**Records for this exercise:**
· · ·

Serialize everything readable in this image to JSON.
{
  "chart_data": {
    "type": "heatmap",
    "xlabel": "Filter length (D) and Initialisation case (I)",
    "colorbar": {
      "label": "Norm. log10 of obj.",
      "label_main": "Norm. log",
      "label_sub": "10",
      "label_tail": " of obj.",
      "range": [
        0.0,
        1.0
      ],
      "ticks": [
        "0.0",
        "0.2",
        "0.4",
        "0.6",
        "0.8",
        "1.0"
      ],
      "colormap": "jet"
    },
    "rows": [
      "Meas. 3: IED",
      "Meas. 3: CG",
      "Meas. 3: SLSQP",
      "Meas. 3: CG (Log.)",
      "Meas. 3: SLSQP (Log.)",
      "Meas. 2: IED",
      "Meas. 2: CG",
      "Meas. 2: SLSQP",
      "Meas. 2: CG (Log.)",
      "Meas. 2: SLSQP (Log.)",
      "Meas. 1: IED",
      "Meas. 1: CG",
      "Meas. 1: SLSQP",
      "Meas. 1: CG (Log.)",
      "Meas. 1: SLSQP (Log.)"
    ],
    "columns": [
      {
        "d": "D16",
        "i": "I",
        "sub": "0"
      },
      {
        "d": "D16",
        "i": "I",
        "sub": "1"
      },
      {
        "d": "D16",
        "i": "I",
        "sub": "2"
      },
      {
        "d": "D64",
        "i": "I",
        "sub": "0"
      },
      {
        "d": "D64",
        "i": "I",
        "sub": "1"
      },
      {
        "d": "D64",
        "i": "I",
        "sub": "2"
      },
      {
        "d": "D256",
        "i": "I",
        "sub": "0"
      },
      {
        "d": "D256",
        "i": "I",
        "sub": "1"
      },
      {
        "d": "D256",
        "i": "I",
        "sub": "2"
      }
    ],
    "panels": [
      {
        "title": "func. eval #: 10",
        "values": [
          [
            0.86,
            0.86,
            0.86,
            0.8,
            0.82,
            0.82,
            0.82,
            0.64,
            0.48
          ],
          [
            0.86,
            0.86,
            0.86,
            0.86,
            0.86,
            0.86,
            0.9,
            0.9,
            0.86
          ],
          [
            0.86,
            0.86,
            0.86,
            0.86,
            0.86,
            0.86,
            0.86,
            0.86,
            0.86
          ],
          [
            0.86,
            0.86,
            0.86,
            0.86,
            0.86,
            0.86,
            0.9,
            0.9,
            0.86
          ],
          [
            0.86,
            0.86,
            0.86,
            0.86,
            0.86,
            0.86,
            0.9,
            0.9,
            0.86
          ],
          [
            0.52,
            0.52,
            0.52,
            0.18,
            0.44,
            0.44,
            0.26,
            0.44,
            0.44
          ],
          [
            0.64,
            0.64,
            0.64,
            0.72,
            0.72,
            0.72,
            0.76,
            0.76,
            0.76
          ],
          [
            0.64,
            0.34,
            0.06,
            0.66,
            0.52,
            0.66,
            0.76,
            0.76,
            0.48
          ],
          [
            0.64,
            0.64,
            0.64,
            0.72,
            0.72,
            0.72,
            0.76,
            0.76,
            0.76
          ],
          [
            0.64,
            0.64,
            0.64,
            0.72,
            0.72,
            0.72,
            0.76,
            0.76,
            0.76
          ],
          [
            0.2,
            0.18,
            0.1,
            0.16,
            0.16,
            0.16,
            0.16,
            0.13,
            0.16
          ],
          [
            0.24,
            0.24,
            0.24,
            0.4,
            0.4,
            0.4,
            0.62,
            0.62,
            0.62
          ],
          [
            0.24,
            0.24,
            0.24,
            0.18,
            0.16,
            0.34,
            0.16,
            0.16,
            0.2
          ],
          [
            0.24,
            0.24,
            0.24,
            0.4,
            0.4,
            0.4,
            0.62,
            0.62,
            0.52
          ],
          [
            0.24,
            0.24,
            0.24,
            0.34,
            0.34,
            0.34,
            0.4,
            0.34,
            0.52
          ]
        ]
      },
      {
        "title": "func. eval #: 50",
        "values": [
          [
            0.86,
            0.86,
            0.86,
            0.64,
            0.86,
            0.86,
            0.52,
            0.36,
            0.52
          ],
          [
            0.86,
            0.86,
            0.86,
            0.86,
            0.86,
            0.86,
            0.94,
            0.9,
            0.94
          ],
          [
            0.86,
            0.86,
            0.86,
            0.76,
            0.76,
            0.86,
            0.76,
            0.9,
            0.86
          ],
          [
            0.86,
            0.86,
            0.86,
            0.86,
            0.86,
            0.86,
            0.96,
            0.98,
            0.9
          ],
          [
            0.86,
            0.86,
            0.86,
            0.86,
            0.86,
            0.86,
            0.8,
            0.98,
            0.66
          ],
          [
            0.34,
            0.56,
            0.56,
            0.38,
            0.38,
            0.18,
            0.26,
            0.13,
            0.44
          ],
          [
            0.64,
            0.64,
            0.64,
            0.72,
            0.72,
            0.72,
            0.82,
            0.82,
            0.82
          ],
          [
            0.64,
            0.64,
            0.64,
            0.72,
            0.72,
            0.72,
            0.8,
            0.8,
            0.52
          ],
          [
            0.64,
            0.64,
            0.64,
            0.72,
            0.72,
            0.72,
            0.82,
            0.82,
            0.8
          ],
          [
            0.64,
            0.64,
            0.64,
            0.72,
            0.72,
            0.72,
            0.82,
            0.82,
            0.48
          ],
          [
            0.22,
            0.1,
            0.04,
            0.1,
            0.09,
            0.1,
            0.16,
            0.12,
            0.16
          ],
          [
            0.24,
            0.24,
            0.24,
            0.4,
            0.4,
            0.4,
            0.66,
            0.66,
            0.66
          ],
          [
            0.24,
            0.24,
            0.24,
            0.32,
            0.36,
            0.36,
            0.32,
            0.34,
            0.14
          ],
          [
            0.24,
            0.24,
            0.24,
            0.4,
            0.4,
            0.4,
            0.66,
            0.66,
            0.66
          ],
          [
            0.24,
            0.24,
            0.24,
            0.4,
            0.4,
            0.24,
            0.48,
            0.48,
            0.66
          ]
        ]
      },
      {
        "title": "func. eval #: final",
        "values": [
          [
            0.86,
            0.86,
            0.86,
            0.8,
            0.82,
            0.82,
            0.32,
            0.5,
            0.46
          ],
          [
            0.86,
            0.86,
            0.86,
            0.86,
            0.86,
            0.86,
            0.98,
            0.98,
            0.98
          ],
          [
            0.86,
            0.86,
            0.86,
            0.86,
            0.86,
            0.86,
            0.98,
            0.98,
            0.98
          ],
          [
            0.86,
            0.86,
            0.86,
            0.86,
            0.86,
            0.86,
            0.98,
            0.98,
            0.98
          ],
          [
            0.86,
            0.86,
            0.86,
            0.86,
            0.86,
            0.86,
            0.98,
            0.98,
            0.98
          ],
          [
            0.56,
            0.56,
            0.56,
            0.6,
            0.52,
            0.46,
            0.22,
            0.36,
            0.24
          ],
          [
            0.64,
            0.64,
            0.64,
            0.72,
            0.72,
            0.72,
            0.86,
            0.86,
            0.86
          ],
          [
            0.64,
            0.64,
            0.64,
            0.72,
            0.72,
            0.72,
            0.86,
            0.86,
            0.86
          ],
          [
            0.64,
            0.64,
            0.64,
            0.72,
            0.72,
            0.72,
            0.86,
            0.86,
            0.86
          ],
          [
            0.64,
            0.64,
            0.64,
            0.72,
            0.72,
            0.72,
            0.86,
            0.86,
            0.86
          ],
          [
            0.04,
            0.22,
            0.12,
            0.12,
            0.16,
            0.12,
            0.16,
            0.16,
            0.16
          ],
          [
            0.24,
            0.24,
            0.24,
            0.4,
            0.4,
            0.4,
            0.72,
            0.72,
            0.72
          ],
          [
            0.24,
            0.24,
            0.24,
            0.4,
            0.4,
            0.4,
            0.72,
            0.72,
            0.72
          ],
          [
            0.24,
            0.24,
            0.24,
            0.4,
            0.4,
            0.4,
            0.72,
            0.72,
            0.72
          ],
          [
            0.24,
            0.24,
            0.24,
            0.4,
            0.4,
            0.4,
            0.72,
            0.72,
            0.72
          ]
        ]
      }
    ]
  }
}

· · ·

**Exercise prompt:** Say how many lines in this listing hold the string "title", giving the count and nothing more.

**Final result:** 3